STATED TASK → Pick out every line in the data below that holds "document".

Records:
----------------------------------------

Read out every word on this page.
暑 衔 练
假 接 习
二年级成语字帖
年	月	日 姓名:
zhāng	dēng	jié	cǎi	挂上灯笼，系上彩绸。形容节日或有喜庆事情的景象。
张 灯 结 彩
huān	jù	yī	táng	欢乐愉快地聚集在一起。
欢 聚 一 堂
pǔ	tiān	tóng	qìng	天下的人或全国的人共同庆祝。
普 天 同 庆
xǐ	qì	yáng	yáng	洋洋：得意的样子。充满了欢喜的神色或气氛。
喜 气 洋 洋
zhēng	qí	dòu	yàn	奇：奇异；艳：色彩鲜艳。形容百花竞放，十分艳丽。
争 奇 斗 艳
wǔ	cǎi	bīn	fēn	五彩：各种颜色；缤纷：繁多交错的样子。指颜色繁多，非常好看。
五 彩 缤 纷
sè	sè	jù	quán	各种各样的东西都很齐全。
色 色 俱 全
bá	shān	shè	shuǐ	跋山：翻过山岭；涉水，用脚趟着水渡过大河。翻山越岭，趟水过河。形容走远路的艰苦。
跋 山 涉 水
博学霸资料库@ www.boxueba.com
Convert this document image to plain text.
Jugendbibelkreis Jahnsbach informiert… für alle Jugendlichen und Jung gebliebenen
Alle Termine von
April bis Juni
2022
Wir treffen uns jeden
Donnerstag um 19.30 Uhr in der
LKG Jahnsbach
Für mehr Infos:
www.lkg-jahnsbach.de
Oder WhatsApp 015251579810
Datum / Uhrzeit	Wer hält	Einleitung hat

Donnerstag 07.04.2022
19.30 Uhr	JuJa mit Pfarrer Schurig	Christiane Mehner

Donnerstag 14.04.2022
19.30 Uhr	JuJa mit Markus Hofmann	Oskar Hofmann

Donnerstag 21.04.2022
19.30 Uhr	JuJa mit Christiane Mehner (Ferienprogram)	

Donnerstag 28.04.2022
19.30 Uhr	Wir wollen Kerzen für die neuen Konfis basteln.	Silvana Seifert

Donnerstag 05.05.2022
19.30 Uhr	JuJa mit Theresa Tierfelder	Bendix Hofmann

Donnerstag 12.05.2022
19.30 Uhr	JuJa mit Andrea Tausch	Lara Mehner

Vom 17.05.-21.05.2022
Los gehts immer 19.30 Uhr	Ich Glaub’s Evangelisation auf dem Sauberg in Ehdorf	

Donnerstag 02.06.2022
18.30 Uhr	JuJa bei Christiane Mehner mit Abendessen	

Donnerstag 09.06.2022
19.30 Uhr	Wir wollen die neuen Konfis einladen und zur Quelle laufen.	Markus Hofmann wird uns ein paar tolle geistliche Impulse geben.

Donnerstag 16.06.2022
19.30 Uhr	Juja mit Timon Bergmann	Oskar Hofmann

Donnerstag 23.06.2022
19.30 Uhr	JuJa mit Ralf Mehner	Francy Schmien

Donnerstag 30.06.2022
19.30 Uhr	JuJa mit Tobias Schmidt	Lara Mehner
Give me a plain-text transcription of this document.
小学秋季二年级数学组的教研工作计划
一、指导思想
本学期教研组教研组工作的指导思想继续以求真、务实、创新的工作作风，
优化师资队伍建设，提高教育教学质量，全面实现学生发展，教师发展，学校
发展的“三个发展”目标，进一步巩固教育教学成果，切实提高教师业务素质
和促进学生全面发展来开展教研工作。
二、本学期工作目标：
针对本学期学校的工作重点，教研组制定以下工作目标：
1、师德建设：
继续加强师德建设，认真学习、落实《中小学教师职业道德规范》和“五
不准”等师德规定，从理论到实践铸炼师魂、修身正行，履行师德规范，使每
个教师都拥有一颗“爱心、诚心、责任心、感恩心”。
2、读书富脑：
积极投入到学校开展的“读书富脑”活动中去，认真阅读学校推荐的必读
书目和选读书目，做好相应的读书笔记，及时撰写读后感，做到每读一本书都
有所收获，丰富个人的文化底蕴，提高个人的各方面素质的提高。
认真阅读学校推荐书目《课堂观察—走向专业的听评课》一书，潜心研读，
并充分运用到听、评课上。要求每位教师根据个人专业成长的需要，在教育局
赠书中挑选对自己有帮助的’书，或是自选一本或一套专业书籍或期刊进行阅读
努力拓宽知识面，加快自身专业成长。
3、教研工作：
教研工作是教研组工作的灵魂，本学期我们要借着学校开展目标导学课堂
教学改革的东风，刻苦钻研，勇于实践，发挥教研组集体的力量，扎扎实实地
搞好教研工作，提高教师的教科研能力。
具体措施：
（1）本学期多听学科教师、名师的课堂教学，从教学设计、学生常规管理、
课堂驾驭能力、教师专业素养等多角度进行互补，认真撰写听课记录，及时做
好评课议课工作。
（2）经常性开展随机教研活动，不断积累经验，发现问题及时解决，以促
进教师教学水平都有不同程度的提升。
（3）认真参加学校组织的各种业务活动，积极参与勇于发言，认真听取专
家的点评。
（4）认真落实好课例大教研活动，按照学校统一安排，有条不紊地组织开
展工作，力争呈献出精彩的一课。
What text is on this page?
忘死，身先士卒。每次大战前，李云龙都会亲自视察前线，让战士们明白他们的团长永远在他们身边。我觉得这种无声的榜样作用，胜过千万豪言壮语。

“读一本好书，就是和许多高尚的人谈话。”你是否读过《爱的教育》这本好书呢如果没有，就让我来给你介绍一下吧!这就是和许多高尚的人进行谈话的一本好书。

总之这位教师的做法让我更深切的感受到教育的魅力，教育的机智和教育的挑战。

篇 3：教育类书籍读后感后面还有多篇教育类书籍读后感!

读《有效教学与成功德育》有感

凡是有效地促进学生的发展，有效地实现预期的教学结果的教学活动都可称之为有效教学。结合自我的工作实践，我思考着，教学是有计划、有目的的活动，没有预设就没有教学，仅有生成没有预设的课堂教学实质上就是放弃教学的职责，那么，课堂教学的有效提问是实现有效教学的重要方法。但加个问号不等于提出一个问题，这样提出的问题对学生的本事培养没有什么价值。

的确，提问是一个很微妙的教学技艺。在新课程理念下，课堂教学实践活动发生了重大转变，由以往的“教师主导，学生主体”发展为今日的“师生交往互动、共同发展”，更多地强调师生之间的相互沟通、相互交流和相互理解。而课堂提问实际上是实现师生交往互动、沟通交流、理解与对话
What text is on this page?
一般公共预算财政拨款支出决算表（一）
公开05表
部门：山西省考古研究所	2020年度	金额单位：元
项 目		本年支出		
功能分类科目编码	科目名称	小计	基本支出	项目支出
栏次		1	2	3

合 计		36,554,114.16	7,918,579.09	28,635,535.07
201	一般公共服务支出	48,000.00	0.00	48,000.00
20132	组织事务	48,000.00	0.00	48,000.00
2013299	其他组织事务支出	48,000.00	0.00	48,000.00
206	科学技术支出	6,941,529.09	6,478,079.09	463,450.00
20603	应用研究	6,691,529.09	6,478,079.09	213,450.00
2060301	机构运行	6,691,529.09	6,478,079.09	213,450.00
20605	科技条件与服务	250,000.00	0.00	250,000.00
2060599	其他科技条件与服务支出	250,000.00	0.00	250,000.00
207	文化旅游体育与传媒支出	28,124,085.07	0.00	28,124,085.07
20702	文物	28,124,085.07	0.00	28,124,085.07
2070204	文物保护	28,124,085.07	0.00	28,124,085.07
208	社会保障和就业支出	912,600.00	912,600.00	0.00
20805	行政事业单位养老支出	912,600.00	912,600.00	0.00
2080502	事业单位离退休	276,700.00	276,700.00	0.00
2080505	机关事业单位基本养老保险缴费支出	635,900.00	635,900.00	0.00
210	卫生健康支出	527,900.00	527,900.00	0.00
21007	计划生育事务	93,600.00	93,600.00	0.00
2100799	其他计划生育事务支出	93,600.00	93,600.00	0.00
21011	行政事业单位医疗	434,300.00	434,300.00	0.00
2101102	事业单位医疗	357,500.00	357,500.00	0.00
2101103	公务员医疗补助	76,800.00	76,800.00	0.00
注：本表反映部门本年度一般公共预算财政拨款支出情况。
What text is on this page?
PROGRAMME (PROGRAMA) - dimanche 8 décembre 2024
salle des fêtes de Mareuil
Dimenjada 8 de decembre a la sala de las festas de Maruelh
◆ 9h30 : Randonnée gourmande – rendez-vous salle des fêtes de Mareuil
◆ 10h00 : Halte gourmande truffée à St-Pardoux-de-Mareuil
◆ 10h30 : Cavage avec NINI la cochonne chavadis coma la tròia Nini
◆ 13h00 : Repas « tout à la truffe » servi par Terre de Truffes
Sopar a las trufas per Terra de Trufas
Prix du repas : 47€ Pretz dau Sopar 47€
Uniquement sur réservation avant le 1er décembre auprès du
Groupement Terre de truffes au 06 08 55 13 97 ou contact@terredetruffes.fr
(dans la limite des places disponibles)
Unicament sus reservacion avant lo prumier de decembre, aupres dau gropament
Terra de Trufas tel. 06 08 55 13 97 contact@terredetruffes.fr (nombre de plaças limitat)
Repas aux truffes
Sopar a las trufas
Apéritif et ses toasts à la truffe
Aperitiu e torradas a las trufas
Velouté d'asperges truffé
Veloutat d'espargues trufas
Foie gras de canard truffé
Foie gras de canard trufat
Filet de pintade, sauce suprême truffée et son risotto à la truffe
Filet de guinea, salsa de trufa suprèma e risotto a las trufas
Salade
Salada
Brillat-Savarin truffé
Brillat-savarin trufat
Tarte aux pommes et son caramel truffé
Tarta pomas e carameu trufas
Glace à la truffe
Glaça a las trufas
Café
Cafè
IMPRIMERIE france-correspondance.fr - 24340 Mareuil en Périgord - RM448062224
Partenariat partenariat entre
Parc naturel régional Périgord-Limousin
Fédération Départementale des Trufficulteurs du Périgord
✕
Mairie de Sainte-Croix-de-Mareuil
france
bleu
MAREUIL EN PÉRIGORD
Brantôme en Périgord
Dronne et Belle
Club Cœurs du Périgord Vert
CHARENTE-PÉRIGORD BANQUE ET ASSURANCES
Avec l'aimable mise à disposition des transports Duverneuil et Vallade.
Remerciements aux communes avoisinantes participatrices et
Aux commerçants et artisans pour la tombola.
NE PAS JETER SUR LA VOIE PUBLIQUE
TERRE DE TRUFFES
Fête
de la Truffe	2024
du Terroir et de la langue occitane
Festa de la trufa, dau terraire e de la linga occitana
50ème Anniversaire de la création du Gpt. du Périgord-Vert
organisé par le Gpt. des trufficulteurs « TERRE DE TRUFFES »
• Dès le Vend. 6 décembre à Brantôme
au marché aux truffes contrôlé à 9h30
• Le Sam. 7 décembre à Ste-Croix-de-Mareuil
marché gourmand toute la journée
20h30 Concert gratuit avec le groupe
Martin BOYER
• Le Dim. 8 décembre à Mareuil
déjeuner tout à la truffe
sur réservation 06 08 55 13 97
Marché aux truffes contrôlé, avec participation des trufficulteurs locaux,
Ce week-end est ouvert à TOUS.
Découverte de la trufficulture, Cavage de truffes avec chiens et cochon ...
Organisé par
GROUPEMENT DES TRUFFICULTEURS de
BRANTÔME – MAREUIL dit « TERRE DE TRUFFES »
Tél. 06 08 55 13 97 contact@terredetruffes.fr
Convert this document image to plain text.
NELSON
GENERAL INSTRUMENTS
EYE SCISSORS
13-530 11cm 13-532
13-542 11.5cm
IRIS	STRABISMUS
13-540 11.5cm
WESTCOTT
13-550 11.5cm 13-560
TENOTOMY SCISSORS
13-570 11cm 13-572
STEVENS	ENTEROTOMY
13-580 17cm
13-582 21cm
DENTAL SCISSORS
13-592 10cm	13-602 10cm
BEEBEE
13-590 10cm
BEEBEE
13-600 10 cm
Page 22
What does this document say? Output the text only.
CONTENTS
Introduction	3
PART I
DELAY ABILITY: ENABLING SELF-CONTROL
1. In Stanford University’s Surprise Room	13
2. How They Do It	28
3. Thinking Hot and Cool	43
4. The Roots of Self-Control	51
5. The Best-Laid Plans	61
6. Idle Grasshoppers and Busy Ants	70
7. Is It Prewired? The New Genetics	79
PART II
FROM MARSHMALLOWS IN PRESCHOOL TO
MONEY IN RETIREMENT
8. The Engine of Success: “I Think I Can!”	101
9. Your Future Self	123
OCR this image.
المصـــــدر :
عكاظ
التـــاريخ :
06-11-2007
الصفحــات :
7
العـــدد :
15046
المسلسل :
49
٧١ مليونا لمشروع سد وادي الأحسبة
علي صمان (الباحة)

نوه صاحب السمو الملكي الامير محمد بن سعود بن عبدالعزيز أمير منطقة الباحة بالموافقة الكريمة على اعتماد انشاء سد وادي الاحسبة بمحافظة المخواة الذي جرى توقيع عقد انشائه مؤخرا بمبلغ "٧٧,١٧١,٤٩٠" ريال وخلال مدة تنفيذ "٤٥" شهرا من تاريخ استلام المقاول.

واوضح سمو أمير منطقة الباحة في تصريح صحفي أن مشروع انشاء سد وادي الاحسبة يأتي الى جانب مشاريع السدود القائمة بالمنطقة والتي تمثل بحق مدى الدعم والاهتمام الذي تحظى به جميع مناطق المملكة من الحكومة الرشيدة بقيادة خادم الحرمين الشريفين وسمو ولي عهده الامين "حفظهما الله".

----------------------------------------

THE SOLUTION →
Convert this document image to plain text.
Give me a plain-text transcription of this document.
Convert this document image to plain text.
What does this document say? Output the text only.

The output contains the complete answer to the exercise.